- **Written request**
Every entry below should be repeated exactly; the pictures should not.
— Start Given data —
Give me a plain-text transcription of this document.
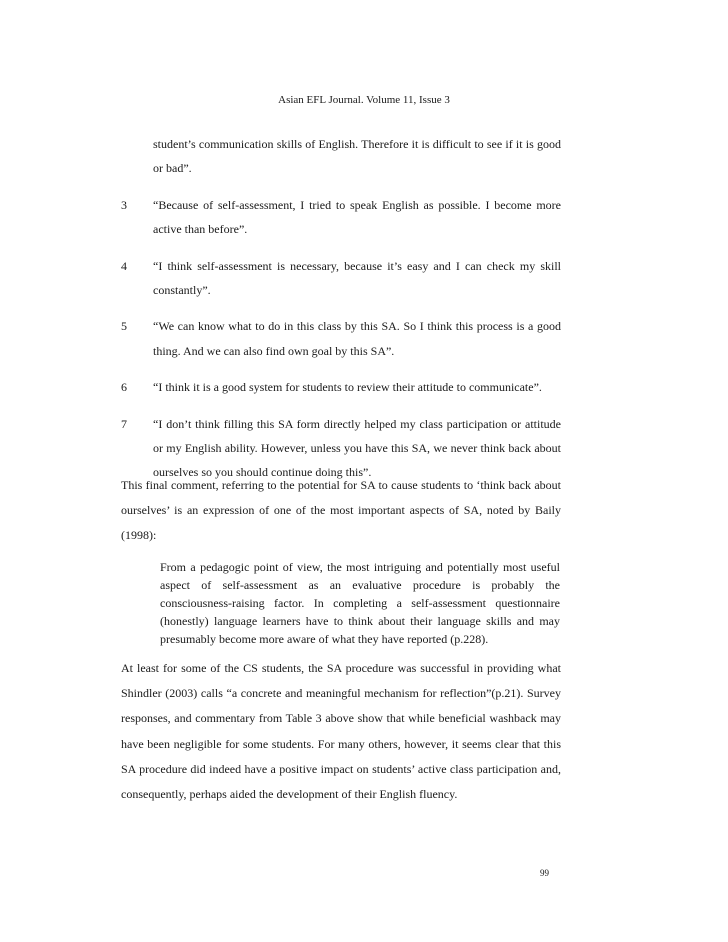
Asian EFL Journal. Volume 11, Issue 3
student’s communication skills of English. Therefore it is difficult to see if it is good or bad”.
3	“Because of self-assessment, I tried to speak English as possible. I become more active than before”.
4	“I think self-assessment is necessary, because it’s easy and I can check my skill constantly”.
5	“We can know what to do in this class by this SA. So I think this process is a good thing. And we can also find own goal by this SA”.
6	“I think it is a good system for students to review their attitude to communicate”.
7	“I don’t think filling this SA form directly helped my class participation or attitude or my English ability. However, unless you have this SA, we never think back about ourselves so you should continue doing this”.

This final comment, referring to the potential for SA to cause students to ‘think back about ourselves’ is an expression of one of the most important aspects of SA, noted by Baily (1998):

From a pedagogic point of view, the most intriguing and potentially most useful aspect of self-assessment as an evaluative procedure is probably the consciousness-raising factor. In completing a self-assessment questionnaire (honestly) language learners have to think about their language skills and may presumably become more aware of what they have reported (p.228).

At least for some of the CS students, the SA procedure was successful in providing what Shindler (2003) calls “a concrete and meaningful mechanism for reflection”(p.21). Survey responses, and commentary from Table 3 above show that while beneficial washback may have been negligible for some students. For many others, however, it seems clear that this SA procedure did indeed have a positive impact on students’ active class participation and, consequently, perhaps aided the development of their English fluency.

99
— End Given data —
- **Exercise solution**
Give me a plain-text transcription of this document.
Asian EFL Journal. Volume 11, Issue 3
student’s communication skills of English. Therefore it is difficult to see if it is good or bad”.
3	“Because of self-assessment, I tried to speak English as possible. I become more active than before”.
4	“I think self-assessment is necessary, because it’s easy and I can check my skill constantly”.
5	“We can know what to do in this class by this SA. So I think this process is a good thing. And we can also find own goal by this SA”.
6	“I think it is a good system for students to review their attitude to communicate”.
7	“I don’t think filling this SA form directly helped my class participation or attitude or my English ability. However, unless you have this SA, we never think back about ourselves so you should continue doing this”.

This final comment, referring to the potential for SA to cause students to ‘think back about ourselves’ is an expression of one of the most important aspects of SA, noted by Baily (1998):

From a pedagogic point of view, the most intriguing and potentially most useful aspect of self-assessment as an evaluative procedure is probably the consciousness-raising factor. In completing a self-assessment questionnaire (honestly) language learners have to think about their language skills and may presumably become more aware of what they have reported (p.228).

At least for some of the CS students, the SA procedure was successful in providing what Shindler (2003) calls “a concrete and meaningful mechanism for reflection”(p.21). Survey responses, and commentary from Table 3 above show that while beneficial washback may have been negligible for some students. For many others, however, it seems clear that this SA procedure did indeed have a positive impact on students’ active class participation and, consequently, perhaps aided the development of their English fluency.

99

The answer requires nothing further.